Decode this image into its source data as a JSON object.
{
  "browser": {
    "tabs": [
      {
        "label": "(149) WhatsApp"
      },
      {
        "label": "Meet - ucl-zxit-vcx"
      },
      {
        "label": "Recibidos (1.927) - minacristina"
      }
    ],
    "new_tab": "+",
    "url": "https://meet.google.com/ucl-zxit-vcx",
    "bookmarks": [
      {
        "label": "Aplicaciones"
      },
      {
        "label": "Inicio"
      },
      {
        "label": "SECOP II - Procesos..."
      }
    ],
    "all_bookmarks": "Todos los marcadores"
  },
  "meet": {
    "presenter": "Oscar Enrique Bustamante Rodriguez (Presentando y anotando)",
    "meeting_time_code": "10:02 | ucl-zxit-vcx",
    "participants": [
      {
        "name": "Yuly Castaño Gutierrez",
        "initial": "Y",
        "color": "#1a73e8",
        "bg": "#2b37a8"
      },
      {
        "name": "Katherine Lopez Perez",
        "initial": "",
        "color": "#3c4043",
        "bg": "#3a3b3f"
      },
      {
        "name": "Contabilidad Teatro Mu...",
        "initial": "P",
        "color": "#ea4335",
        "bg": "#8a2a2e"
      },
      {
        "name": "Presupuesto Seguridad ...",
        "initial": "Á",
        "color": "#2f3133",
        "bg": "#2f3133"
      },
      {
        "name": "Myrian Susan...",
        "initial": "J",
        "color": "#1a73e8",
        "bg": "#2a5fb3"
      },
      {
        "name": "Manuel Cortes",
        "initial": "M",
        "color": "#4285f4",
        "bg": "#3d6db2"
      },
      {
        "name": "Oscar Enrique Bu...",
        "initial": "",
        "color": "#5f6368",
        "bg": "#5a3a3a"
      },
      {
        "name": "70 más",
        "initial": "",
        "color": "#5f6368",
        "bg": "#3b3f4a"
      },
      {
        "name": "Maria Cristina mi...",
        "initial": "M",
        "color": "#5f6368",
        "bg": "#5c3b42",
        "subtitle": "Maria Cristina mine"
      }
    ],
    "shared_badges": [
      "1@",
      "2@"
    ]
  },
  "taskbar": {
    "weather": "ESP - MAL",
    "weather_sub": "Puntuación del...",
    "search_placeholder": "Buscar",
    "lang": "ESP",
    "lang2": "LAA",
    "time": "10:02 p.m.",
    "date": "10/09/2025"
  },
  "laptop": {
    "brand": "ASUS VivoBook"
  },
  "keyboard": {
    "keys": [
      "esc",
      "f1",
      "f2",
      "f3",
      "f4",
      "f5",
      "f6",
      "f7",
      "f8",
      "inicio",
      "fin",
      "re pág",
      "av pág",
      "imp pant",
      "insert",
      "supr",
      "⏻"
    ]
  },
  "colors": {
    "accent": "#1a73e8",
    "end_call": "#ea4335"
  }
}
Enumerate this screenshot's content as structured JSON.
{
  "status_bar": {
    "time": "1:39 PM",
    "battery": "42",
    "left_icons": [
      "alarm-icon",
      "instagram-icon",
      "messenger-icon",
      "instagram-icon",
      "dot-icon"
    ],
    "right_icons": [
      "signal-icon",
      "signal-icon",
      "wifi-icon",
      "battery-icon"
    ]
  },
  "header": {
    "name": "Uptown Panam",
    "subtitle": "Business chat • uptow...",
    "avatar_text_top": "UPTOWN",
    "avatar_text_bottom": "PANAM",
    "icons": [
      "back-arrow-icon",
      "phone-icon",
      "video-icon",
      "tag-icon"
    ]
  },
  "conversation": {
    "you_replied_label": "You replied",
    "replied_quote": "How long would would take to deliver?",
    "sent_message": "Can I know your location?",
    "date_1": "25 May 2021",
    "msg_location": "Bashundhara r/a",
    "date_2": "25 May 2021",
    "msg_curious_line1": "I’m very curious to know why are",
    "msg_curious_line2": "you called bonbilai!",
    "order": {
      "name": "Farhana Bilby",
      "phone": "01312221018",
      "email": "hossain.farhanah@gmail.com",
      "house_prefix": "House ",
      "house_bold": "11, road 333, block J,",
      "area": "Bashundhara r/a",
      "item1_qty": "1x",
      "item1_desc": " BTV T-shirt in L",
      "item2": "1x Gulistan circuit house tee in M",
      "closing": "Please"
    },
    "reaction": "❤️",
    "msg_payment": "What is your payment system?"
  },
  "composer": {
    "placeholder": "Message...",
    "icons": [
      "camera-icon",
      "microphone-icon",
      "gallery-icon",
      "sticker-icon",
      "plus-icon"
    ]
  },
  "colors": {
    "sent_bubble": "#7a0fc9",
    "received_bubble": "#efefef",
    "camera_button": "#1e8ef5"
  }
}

·····

**THE PROBLEM**
Using the data above, repeat every line exactly.

**THE RESULT**
Decode this image into its source data as a JSON object.
{
  "browser": {
    "tabs": [
      {
        "label": "(149) WhatsApp"
      },
      {
        "label": "Meet - ucl-zxit-vcx"
      },
      {
        "label": "Recibidos (1.927) - minacristina"
      }
    ],
    "new_tab": "+",
    "url": "https://meet.google.com/ucl-zxit-vcx",
    "bookmarks": [
      {
        "label": "Aplicaciones"
      },
      {
        "label": "Inicio"
      },
      {
        "label": "SECOP II - Procesos..."
      }
    ],
    "all_bookmarks": "Todos los marcadores"
  },
  "meet": {
    "presenter": "Oscar Enrique Bustamante Rodriguez (Presentando y anotando)",
    "meeting_time_code": "10:02 | ucl-zxit-vcx",
    "participants": [
      {
        "name": "Yuly Castaño Gutierrez",
        "initial": "Y",
        "color": "#1a73e8",
        "bg": "#2b37a8"
      },
      {
        "name": "Katherine Lopez Perez",
        "initial": "",
        "color": "#3c4043",
        "bg": "#3a3b3f"
      },
      {
        "name": "Contabilidad Teatro Mu...",
        "initial": "P",
        "color": "#ea4335",
        "bg": "#8a2a2e"
      },
      {
        "name": "Presupuesto Seguridad ...",
        "initial": "Á",
        "color": "#2f3133",
        "bg": "#2f3133"
      },
      {
        "name": "Myrian Susan...",
        "initial": "J",
        "color": "#1a73e8",
        "bg": "#2a5fb3"
      },
      {
        "name": "Manuel Cortes",
        "initial": "M",
        "color": "#4285f4",
        "bg": "#3d6db2"
      },
      {
        "name": "Oscar Enrique Bu...",
        "initial": "",
        "color": "#5f6368",
        "bg": "#5a3a3a"
      },
      {
        "name": "70 más",
        "initial": "",
        "color": "#5f6368",
        "bg": "#3b3f4a"
      },
      {
        "name": "Maria Cristina mi...",
        "initial": "M",
        "color": "#5f6368",
        "bg": "#5c3b42",
        "subtitle": "Maria Cristina mine"
      }
    ],
    "shared_badges": [
      "1@",
      "2@"
    ]
  },
  "taskbar": {
    "weather": "ESP - MAL",
    "weather_sub": "Puntuación del...",
    "search_placeholder": "Buscar",
    "lang": "ESP",
    "lang2": "LAA",
    "time": "10:02 p.m.",
    "date": "10/09/2025"
  },
  "laptop": {
    "brand": "ASUS VivoBook"
  },
  "keyboard": {
    "keys": [
      "esc",
      "f1",
      "f2",
      "f3",
      "f4",
      "f5",
      "f6",
      "f7",
      "f8",
      "inicio",
      "fin",
      "re pág",
      "av pág",
      "imp pant",
      "insert",
      "supr",
      "⏻"
    ]
  },
  "colors": {
    "accent": "#1a73e8",
    "end_call": "#ea4335"
  }
}
Enumerate this screenshot's content as structured JSON.
{
  "status_bar": {
    "time": "1:39 PM",
    "battery": "42",
    "left_icons": [
      "alarm-icon",
      "instagram-icon",
      "messenger-icon",
      "instagram-icon",
      "dot-icon"
    ],
    "right_icons": [
      "signal-icon",
      "signal-icon",
      "wifi-icon",
      "battery-icon"
    ]
  },
  "header": {
    "name": "Uptown Panam",
    "subtitle": "Business chat • uptow...",
    "avatar_text_top": "UPTOWN",
    "avatar_text_bottom": "PANAM",
    "icons": [
      "back-arrow-icon",
      "phone-icon",
      "video-icon",
      "tag-icon"
    ]
  },
  "conversation": {
    "you_replied_label": "You replied",
    "replied_quote": "How long would would take to deliver?",
    "sent_message": "Can I know your location?",
    "date_1": "25 May 2021",
    "msg_location": "Bashundhara r/a",
    "date_2": "25 May 2021",
    "msg_curious_line1": "I’m very curious to know why are",
    "msg_curious_line2": "you called bonbilai!",
    "order": {
      "name": "Farhana Bilby",
      "phone": "01312221018",
      "email": "hossain.farhanah@gmail.com",
      "house_prefix": "House ",
      "house_bold": "11, road 333, block J,",
      "area": "Bashundhara r/a",
      "item1_qty": "1x",
      "item1_desc": " BTV T-shirt in L",
      "item2": "1x Gulistan circuit house tee in M",
      "closing": "Please"
    },
    "reaction": "❤️",
    "msg_payment": "What is your payment system?"
  },
  "composer": {
    "placeholder": "Message...",
    "icons": [
      "camera-icon",
      "microphone-icon",
      "gallery-icon",
      "sticker-icon",
      "plus-icon"
    ]
  },
  "colors": {
    "sent_bubble": "#7a0fc9",
    "received_bubble": "#efefef",
    "camera_button": "#1e8ef5"
  }
}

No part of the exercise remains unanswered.